GOAL – Filter the listing below, copying every line in which the word "rules" appears.
────────────────
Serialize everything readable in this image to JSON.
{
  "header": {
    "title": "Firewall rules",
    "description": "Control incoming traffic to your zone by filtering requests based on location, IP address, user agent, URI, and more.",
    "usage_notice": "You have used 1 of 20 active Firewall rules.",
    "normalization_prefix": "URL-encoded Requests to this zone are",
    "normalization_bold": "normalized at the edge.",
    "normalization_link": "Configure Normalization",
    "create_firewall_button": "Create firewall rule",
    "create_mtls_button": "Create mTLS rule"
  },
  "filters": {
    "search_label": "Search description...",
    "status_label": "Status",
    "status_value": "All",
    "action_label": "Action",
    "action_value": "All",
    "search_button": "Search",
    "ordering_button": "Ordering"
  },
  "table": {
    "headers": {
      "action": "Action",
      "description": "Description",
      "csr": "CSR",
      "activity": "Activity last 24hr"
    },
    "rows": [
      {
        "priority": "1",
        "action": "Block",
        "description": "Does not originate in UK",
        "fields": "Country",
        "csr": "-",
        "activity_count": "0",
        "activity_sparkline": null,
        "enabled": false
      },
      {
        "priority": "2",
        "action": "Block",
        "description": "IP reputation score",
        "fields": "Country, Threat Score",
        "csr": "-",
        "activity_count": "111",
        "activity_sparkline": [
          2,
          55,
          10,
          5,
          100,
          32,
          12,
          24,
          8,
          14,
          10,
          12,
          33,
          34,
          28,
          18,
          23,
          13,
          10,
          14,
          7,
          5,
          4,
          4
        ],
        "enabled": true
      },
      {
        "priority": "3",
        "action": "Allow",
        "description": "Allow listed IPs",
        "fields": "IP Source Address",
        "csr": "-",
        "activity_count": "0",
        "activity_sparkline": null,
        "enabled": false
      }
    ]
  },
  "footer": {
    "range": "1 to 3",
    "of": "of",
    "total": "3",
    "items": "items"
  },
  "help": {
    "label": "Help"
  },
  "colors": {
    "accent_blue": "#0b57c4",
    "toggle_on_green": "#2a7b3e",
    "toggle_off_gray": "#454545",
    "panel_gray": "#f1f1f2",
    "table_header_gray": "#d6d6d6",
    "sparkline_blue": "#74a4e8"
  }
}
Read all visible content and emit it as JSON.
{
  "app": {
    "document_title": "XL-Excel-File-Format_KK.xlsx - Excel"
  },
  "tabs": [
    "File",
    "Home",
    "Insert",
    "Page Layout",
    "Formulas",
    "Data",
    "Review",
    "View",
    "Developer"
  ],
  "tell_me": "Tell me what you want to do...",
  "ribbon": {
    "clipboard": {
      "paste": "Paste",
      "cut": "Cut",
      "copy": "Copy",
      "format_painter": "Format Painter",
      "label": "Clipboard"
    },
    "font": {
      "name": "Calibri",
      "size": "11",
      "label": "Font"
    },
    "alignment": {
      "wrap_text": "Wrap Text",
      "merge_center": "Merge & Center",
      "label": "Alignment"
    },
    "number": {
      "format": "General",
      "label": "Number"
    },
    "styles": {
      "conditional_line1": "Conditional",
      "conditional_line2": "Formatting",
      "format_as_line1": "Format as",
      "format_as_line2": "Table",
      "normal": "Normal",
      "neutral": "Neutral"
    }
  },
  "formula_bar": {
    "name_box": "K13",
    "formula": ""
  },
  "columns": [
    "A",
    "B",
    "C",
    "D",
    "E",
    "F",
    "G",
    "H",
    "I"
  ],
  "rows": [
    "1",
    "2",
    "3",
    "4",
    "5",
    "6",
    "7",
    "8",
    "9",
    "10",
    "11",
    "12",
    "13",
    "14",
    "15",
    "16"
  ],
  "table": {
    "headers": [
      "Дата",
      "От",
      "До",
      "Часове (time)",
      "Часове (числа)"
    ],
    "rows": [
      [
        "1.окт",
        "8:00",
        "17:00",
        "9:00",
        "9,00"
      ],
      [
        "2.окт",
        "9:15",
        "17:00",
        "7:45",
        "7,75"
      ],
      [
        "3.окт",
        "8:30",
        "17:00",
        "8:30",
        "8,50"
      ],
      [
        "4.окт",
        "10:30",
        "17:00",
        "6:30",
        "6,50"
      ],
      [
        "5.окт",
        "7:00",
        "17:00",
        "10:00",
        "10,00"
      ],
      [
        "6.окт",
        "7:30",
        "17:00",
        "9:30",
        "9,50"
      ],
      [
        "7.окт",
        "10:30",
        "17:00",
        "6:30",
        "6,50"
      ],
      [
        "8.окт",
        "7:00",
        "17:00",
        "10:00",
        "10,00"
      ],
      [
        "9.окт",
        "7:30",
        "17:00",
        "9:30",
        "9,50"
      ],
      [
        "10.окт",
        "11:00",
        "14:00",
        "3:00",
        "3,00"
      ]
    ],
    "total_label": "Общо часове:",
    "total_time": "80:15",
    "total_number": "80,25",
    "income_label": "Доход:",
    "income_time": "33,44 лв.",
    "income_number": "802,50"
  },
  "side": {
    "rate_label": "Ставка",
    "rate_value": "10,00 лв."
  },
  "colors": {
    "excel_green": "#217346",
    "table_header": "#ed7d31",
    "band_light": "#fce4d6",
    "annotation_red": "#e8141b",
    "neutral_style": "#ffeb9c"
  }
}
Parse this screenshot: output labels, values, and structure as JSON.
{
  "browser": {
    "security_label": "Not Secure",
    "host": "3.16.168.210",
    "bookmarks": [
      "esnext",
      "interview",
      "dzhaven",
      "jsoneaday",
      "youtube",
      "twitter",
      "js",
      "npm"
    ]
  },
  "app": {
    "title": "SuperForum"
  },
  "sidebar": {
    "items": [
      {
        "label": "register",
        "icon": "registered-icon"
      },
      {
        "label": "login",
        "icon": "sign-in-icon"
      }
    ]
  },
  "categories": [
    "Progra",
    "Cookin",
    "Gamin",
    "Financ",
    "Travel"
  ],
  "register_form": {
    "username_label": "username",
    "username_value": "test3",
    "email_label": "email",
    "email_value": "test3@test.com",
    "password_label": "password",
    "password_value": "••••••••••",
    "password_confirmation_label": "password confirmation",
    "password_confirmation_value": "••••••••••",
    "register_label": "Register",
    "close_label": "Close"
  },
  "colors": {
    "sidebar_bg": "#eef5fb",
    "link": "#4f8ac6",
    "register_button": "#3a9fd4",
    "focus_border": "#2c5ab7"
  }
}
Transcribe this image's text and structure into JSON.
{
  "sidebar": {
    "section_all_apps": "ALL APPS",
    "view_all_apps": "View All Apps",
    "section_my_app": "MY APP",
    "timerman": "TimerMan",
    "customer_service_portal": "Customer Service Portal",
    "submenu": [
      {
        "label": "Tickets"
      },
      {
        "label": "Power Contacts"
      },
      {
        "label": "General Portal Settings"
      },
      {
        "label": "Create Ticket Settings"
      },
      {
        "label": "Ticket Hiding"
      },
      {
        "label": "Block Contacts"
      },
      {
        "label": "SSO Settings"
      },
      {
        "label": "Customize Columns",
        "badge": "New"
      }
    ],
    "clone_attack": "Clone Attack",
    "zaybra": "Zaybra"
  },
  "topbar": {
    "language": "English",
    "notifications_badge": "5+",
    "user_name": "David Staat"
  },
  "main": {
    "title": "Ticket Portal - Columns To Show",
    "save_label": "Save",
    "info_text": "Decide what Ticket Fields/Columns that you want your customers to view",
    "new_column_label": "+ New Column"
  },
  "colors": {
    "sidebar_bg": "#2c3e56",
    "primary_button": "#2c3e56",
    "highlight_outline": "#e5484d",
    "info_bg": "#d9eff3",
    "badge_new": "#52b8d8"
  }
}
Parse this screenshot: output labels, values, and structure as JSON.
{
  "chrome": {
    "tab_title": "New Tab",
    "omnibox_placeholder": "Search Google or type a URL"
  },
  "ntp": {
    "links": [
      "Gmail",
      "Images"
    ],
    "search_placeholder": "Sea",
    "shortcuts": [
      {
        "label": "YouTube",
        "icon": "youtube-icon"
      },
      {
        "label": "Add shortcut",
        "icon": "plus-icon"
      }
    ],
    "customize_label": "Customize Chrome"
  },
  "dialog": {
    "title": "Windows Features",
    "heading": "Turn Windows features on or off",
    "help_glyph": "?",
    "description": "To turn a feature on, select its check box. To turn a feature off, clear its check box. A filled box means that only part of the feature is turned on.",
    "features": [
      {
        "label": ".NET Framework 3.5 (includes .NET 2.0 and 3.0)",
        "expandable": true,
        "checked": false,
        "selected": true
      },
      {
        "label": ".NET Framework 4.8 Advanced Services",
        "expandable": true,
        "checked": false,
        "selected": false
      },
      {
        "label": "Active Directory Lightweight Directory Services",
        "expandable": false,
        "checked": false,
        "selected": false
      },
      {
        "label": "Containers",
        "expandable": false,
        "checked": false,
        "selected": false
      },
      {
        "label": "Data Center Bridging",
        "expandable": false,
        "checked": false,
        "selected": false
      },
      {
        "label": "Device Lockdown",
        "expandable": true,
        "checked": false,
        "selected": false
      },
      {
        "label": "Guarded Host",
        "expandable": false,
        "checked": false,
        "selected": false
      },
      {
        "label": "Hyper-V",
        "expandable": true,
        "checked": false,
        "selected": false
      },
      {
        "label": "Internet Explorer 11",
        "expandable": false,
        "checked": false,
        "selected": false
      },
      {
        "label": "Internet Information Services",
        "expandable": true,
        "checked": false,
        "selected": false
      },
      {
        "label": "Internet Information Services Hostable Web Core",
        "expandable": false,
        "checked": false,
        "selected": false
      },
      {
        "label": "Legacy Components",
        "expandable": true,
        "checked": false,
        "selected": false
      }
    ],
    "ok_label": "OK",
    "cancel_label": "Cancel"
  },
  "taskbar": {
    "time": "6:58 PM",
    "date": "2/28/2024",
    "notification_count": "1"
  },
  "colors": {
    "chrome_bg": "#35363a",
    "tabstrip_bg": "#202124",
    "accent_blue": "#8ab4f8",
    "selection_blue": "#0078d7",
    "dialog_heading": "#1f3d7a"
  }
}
────────────────
COMPLETE RESPONSE –
    "title": "Firewall rules",
    "usage_notice": "You have used 1 of 20 active Firewall rules.",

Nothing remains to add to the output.